(Data excerpts)
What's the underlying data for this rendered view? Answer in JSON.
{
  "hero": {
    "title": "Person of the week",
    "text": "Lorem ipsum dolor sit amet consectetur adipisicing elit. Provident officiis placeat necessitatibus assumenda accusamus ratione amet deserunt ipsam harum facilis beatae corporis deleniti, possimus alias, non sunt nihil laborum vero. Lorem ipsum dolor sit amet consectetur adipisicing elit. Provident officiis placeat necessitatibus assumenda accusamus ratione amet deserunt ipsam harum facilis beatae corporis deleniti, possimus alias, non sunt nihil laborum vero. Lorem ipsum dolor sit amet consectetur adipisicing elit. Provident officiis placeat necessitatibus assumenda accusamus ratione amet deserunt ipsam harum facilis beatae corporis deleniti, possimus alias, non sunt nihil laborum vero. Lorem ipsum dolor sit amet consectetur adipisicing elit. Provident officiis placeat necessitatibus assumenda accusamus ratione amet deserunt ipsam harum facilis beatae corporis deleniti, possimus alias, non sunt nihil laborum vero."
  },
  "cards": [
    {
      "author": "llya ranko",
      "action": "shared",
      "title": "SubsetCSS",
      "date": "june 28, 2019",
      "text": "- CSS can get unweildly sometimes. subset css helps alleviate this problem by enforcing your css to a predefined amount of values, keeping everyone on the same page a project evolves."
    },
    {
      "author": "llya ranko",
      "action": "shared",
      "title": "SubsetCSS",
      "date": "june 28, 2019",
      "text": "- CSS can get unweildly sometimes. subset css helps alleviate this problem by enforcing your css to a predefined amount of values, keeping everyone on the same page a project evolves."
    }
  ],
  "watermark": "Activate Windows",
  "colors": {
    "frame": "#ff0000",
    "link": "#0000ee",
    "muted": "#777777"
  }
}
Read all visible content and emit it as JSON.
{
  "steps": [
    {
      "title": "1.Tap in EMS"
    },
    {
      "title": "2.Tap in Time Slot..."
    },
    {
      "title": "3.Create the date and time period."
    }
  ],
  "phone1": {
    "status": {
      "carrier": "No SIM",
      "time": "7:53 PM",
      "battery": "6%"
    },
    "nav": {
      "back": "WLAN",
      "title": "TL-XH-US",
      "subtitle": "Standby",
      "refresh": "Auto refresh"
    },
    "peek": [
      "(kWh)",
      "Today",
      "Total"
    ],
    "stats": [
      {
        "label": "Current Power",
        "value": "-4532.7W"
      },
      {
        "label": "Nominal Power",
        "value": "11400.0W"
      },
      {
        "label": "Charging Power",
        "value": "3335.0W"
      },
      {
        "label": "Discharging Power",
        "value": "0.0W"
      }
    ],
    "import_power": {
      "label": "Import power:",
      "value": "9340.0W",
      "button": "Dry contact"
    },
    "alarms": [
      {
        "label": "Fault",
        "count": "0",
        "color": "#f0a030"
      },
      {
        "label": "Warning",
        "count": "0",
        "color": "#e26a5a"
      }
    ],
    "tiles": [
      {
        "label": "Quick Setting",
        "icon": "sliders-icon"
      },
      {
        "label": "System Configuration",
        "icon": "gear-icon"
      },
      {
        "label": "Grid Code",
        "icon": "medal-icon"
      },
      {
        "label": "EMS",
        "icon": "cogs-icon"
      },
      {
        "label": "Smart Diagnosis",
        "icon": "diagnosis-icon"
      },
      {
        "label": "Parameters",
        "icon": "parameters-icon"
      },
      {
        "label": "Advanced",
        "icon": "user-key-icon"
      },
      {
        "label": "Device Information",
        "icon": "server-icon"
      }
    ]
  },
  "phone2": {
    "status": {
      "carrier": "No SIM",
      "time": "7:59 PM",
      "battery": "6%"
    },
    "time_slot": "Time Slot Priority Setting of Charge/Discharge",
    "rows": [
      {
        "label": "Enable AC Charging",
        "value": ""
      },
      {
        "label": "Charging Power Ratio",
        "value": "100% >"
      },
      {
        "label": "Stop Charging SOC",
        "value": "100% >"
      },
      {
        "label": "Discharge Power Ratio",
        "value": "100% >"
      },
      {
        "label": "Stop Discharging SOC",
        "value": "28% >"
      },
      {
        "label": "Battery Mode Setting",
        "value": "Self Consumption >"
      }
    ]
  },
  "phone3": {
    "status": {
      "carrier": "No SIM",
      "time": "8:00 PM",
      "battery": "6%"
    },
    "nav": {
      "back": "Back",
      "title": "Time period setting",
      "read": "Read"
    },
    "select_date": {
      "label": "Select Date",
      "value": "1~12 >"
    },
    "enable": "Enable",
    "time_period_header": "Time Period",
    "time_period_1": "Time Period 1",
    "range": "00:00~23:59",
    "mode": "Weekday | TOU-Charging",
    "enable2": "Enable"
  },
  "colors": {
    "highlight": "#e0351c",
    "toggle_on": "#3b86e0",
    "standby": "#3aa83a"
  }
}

→ **Job**: Reproduce each line of the material above precisely.

→ **Exercise solution**:
What's the underlying data for this rendered view? Answer in JSON.
{
  "hero": {
    "title": "Person of the week",
    "text": "Lorem ipsum dolor sit amet consectetur adipisicing elit. Provident officiis placeat necessitatibus assumenda accusamus ratione amet deserunt ipsam harum facilis beatae corporis deleniti, possimus alias, non sunt nihil laborum vero. Lorem ipsum dolor sit amet consectetur adipisicing elit. Provident officiis placeat necessitatibus assumenda accusamus ratione amet deserunt ipsam harum facilis beatae corporis deleniti, possimus alias, non sunt nihil laborum vero. Lorem ipsum dolor sit amet consectetur adipisicing elit. Provident officiis placeat necessitatibus assumenda accusamus ratione amet deserunt ipsam harum facilis beatae corporis deleniti, possimus alias, non sunt nihil laborum vero. Lorem ipsum dolor sit amet consectetur adipisicing elit. Provident officiis placeat necessitatibus assumenda accusamus ratione amet deserunt ipsam harum facilis beatae corporis deleniti, possimus alias, non sunt nihil laborum vero."
  },
  "cards": [
    {
      "author": "llya ranko",
      "action": "shared",
      "title": "SubsetCSS",
      "date": "june 28, 2019",
      "text": "- CSS can get unweildly sometimes. subset css helps alleviate this problem by enforcing your css to a predefined amount of values, keeping everyone on the same page a project evolves."
    },
    {
      "author": "llya ranko",
      "action": "shared",
      "title": "SubsetCSS",
      "date": "june 28, 2019",
      "text": "- CSS can get unweildly sometimes. subset css helps alleviate this problem by enforcing your css to a predefined amount of values, keeping everyone on the same page a project evolves."
    }
  ],
  "watermark": "Activate Windows",
  "colors": {
    "frame": "#ff0000",
    "link": "#0000ee",
    "muted": "#777777"
  }
}
Read all visible content and emit it as JSON.
{
  "steps": [
    {
      "title": "1.Tap in EMS"
    },
    {
      "title": "2.Tap in Time Slot..."
    },
    {
      "title": "3.Create the date and time period."
    }
  ],
  "phone1": {
    "status": {
      "carrier": "No SIM",
      "time": "7:53 PM",
      "battery": "6%"
    },
    "nav": {
      "back": "WLAN",
      "title": "TL-XH-US",
      "subtitle": "Standby",
      "refresh": "Auto refresh"
    },
    "peek": [
      "(kWh)",
      "Today",
      "Total"
    ],
    "stats": [
      {
        "label": "Current Power",
        "value": "-4532.7W"
      },
      {
        "label": "Nominal Power",
        "value": "11400.0W"
      },
      {
        "label": "Charging Power",
        "value": "3335.0W"
      },
      {
        "label": "Discharging Power",
        "value": "0.0W"
      }
    ],
    "import_power": {
      "label": "Import power:",
      "value": "9340.0W",
      "button": "Dry contact"
    },
    "alarms": [
      {
        "label": "Fault",
        "count": "0",
        "color": "#f0a030"
      },
      {
        "label": "Warning",
        "count": "0",
        "color": "#e26a5a"
      }
    ],
    "tiles": [
      {
        "label": "Quick Setting",
        "icon": "sliders-icon"
      },
      {
        "label": "System Configuration",
        "icon": "gear-icon"
      },
      {
        "label": "Grid Code",
        "icon": "medal-icon"
      },
      {
        "label": "EMS",
        "icon": "cogs-icon"
      },
      {
        "label": "Smart Diagnosis",
        "icon": "diagnosis-icon"
      },
      {
        "label": "Parameters",
        "icon": "parameters-icon"
      },
      {
        "label": "Advanced",
        "icon": "user-key-icon"
      },
      {
        "label": "Device Information",
        "icon": "server-icon"
      }
    ]
  },
  "phone2": {
    "status": {
      "carrier": "No SIM",
      "time": "7:59 PM",
      "battery": "6%"
    },
    "time_slot": "Time Slot Priority Setting of Charge/Discharge",
    "rows": [
      {
        "label": "Enable AC Charging",
        "value": ""
      },
      {
        "label": "Charging Power Ratio",
        "value": "100% >"
      },
      {
        "label": "Stop Charging SOC",
        "value": "100% >"
      },
      {
        "label": "Discharge Power Ratio",
        "value": "100% >"
      },
      {
        "label": "Stop Discharging SOC",
        "value": "28% >"
      },
      {
        "label": "Battery Mode Setting",
        "value": "Self Consumption >"
      }
    ]
  },
  "phone3": {
    "status": {
      "carrier": "No SIM",
      "time": "8:00 PM",
      "battery": "6%"
    },
    "nav": {
      "back": "Back",
      "title": "Time period setting",
      "read": "Read"
    },
    "select_date": {
      "label": "Select Date",
      "value": "1~12 >"
    },
    "enable": "Enable",
    "time_period_header": "Time Period",
    "time_period_1": "Time Period 1",
    "range": "00:00~23:59",
    "mode": "Weekday | TOU-Charging",
    "enable2": "Enable"
  },
  "colors": {
    "highlight": "#e0351c",
    "toggle_on": "#3b86e0",
    "standby": "#3aa83a"
  }
}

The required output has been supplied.